[Start of Supplied material]
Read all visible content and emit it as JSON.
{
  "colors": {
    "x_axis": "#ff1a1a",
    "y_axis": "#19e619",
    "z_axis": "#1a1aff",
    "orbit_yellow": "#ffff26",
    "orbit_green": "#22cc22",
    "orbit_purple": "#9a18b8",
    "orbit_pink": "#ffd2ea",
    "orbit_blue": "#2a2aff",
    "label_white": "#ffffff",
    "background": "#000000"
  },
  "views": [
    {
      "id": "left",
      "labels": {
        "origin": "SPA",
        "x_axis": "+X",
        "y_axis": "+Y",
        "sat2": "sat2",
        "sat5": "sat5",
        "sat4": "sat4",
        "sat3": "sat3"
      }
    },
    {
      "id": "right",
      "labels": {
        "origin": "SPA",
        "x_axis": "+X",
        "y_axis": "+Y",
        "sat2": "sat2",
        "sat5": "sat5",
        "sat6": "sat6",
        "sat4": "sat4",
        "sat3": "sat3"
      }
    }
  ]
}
[End of Supplied material]
* Problem requirements
Restate the whole listing exactly, leaving out nothing.

* Full response
Read all visible content and emit it as JSON.
{
  "colors": {
    "x_axis": "#ff1a1a",
    "y_axis": "#19e619",
    "z_axis": "#1a1aff",
    "orbit_yellow": "#ffff26",
    "orbit_green": "#22cc22",
    "orbit_purple": "#9a18b8",
    "orbit_pink": "#ffd2ea",
    "orbit_blue": "#2a2aff",
    "label_white": "#ffffff",
    "background": "#000000"
  },
  "views": [
    {
      "id": "left",
      "labels": {
        "origin": "SPA",
        "x_axis": "+X",
        "y_axis": "+Y",
        "sat2": "sat2",
        "sat5": "sat5",
        "sat4": "sat4",
        "sat3": "sat3"
      }
    },
    {
      "id": "right",
      "labels": {
        "origin": "SPA",
        "x_axis": "+X",
        "y_axis": "+Y",
        "sat2": "sat2",
        "sat5": "sat5",
        "sat6": "sat6",
        "sat4": "sat4",
        "sat3": "sat3"
      }
    }
  ]
}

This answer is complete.